***** Listing *****

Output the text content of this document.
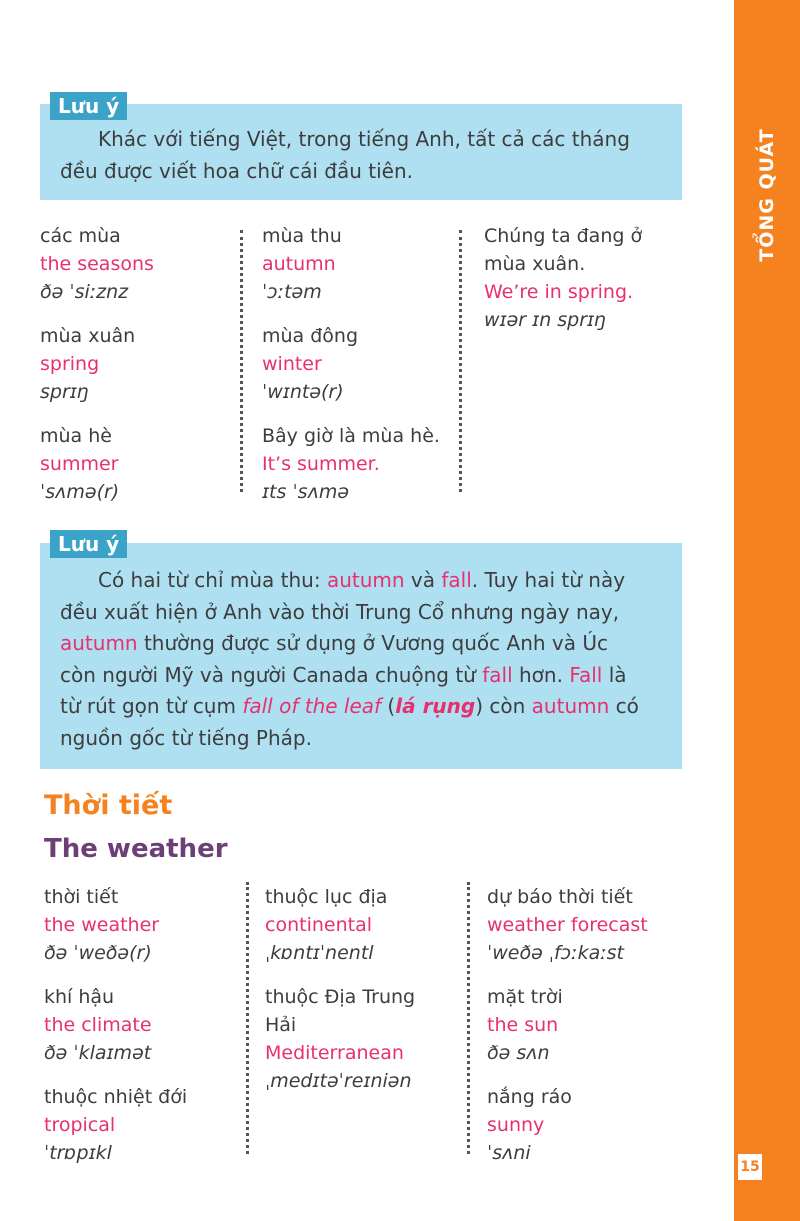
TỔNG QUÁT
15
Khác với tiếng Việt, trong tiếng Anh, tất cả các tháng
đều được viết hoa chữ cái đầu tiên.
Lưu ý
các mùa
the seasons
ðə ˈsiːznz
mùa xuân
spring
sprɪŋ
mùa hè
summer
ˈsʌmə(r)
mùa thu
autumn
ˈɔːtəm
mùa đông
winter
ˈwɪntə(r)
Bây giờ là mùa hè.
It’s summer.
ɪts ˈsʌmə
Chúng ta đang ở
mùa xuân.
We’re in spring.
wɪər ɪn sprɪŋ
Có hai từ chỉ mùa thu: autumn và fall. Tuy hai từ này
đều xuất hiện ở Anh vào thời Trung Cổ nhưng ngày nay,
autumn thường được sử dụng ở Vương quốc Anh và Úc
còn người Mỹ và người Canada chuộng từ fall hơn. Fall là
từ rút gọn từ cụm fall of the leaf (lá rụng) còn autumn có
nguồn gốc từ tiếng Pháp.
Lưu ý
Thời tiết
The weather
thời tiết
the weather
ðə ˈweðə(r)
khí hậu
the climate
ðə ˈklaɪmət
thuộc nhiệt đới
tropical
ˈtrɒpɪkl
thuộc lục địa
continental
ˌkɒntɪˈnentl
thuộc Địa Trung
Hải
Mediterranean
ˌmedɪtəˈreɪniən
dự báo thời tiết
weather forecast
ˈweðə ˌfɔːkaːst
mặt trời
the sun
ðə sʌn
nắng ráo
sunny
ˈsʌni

*****
***** Listing *****

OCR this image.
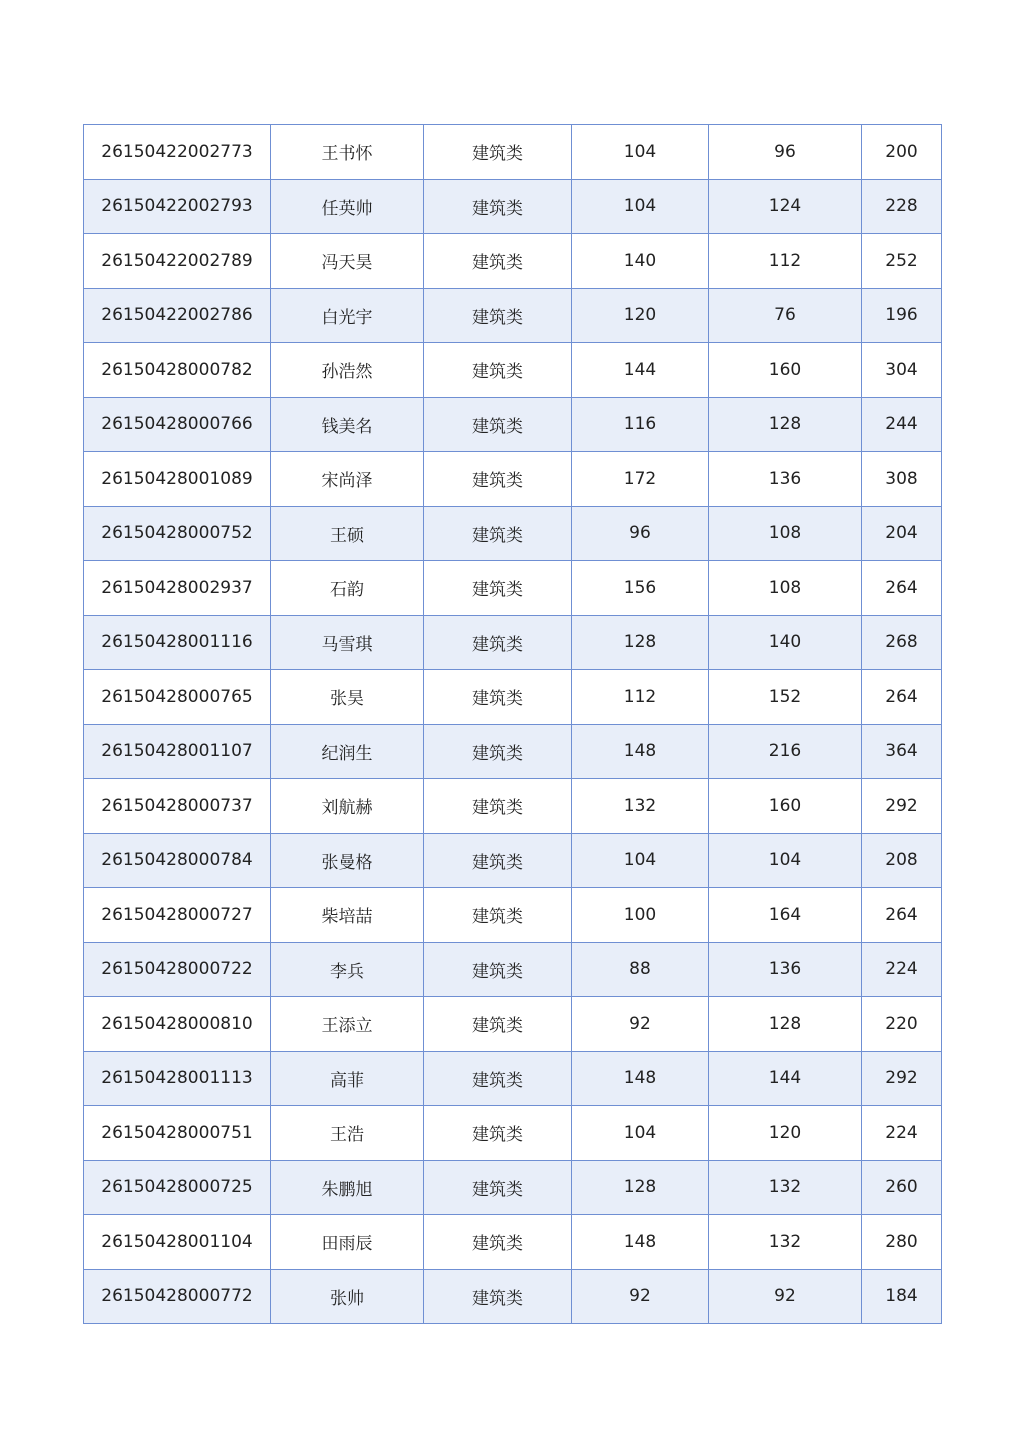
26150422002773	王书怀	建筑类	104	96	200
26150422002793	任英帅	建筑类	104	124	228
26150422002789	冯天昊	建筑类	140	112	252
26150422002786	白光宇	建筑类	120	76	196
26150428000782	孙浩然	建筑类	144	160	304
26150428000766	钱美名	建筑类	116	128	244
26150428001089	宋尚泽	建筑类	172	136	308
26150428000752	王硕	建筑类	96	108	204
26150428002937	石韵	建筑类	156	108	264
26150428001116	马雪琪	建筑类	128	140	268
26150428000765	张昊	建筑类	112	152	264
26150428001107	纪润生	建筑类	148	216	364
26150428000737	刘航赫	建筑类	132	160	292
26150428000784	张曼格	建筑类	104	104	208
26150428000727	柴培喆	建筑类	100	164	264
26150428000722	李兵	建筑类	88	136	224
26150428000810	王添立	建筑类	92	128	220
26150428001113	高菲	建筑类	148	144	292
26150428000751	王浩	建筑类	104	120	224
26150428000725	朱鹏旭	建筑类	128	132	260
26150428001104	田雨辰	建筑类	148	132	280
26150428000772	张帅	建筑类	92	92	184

*****
***** Listing *****

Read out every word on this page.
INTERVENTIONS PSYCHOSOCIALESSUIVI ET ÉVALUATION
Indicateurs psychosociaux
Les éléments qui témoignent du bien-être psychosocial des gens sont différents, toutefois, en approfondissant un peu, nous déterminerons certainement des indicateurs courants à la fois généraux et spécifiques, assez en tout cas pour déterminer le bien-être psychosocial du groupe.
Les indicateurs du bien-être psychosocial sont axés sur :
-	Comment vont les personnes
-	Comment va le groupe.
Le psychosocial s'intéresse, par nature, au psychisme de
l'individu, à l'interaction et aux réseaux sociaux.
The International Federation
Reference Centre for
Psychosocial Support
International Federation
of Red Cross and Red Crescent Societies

*****

• [What the task asks]:
Go through the entries above and pull out each line with "được" in it.

• [Result of this task]:
đều được viết hoa chữ cái đầu tiên.
autumn thường được sử dụng ở Vương quốc Anh và Úc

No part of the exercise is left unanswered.